Stored entries
·····

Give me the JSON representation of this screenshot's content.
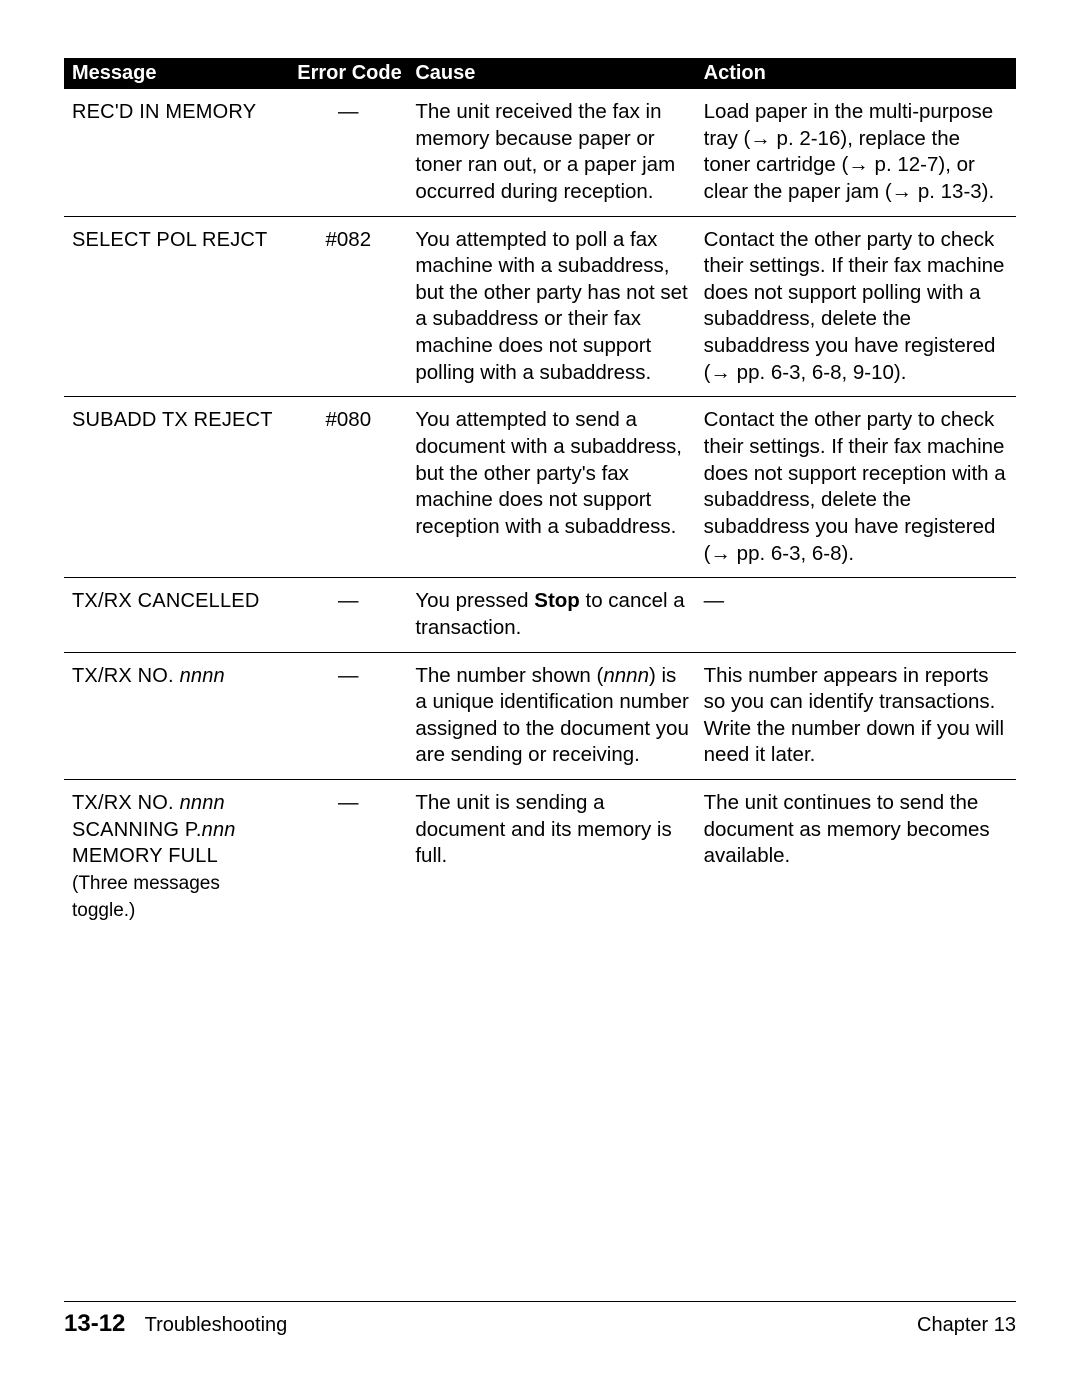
{
  "headers": {
    "message": "Message",
    "code": "Error Code",
    "cause": "Cause",
    "action": "Action"
  },
  "rows": [
    {
      "msg_html": "<span class='msg-mono'>REC'D IN MEMORY</span>",
      "code": "—",
      "cause_html": "The unit received the fax in memory because paper or toner ran out, or a paper jam occurred during reception.",
      "action_html": "Load paper in the multi-purpose tray (<span class='arrow'>→</span> p. 2-16), replace the toner cartridge (<span class='arrow'>→</span> p. 12-7), or clear the paper jam (<span class='arrow'>→</span> p. 13-3)."
    },
    {
      "msg_html": "<span class='msg-mono'>SELECT POL REJCT</span>",
      "code": "#082",
      "cause_html": "You attempted to poll a fax machine with a subaddress, but the other party has not set a subaddress or their fax machine does not support polling with a subaddress.",
      "action_html": "Contact the other party to check their settings. If their fax machine does not support polling with a subaddress, delete the subaddress you have registered (<span class='arrow'>→</span> pp. 6-3, 6-8, 9-10)."
    },
    {
      "msg_html": "<span class='msg-mono'>SUBADD TX REJECT</span>",
      "code": "#080",
      "cause_html": "You attempted to send a document with a subaddress, but the other party's fax machine does not support reception with a subaddress.",
      "action_html": "Contact the other party to check their settings. If their fax machine does not support reception with a subaddress, delete the subaddress you have registered (<span class='arrow'>→</span> pp. 6-3, 6-8)."
    },
    {
      "msg_html": "<span class='msg-mono'>TX/RX CANCELLED</span>",
      "code": "—",
      "cause_html": "You pressed <b>Stop</b> to cancel a transaction.",
      "action_html": "—"
    },
    {
      "msg_html": "<span class='msg-mono'>TX/RX NO. <span class='italic'>nnnn</span></span>",
      "code": "—",
      "cause_html": "The number shown (<span class='italic'>nnnn</span>) is a unique identification number assigned to the document you are sending or receiving.",
      "action_html": "This number appears in reports so you can identify transactions. Write the number down if you will need it later."
    },
    {
      "msg_html": "<span class='msg-mono'>TX/RX NO. <span class='italic'>nnnn</span></span><br><span class='msg-mono'>SCANNING P.<span class='italic'>nnn</span></span><br><span class='msg-mono'>MEMORY FULL</span><br><span class='sub'>(Three messages toggle.)</span>",
      "code": "—",
      "cause_html": "The unit is sending a document and its memory is full.",
      "action_html": "The unit continues to send the document as memory becomes available."
    }
  ],
  "footer": {
    "page": "13-12",
    "section": "Troubleshooting",
    "chapter": "Chapter 13"
  }
}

·····

* _YOUR TASK_
Except for the pictures, copy the material above exactly.

* _TASK OUTPUT_
Give me the JSON representation of this screenshot's content.
{
  "headers": {
    "message": "Message",
    "code": "Error Code",
    "cause": "Cause",
    "action": "Action"
  },
  "rows": [
    {
      "msg_html": "<span class='msg-mono'>REC'D IN MEMORY</span>",
      "code": "—",
      "cause_html": "The unit received the fax in memory because paper or toner ran out, or a paper jam occurred during reception.",
      "action_html": "Load paper in the multi-purpose tray (<span class='arrow'>→</span> p. 2-16), replace the toner cartridge (<span class='arrow'>→</span> p. 12-7), or clear the paper jam (<span class='arrow'>→</span> p. 13-3)."
    },
    {
      "msg_html": "<span class='msg-mono'>SELECT POL REJCT</span>",
      "code": "#082",
      "cause_html": "You attempted to poll a fax machine with a subaddress, but the other party has not set a subaddress or their fax machine does not support polling with a subaddress.",
      "action_html": "Contact the other party to check their settings. If their fax machine does not support polling with a subaddress, delete the subaddress you have registered (<span class='arrow'>→</span> pp. 6-3, 6-8, 9-10)."
    },
    {
      "msg_html": "<span class='msg-mono'>SUBADD TX REJECT</span>",
      "code": "#080",
      "cause_html": "You attempted to send a document with a subaddress, but the other party's fax machine does not support reception with a subaddress.",
      "action_html": "Contact the other party to check their settings. If their fax machine does not support reception with a subaddress, delete the subaddress you have registered (<span class='arrow'>→</span> pp. 6-3, 6-8)."
    },
    {
      "msg_html": "<span class='msg-mono'>TX/RX CANCELLED</span>",
      "code": "—",
      "cause_html": "You pressed <b>Stop</b> to cancel a transaction.",
      "action_html": "—"
    },
    {
      "msg_html": "<span class='msg-mono'>TX/RX NO. <span class='italic'>nnnn</span></span>",
      "code": "—",
      "cause_html": "The number shown (<span class='italic'>nnnn</span>) is a unique identification number assigned to the document you are sending or receiving.",
      "action_html": "This number appears in reports so you can identify transactions. Write the number down if you will need it later."
    },
    {
      "msg_html": "<span class='msg-mono'>TX/RX NO. <span class='italic'>nnnn</span></span><br><span class='msg-mono'>SCANNING P.<span class='italic'>nnn</span></span><br><span class='msg-mono'>MEMORY FULL</span><br><span class='sub'>(Three messages toggle.)</span>",
      "code": "—",
      "cause_html": "The unit is sending a document and its memory is full.",
      "action_html": "The unit continues to send the document as memory becomes available."
    }
  ],
  "footer": {
    "page": "13-12",
    "section": "Troubleshooting",
    "chapter": "Chapter 13"
  }
}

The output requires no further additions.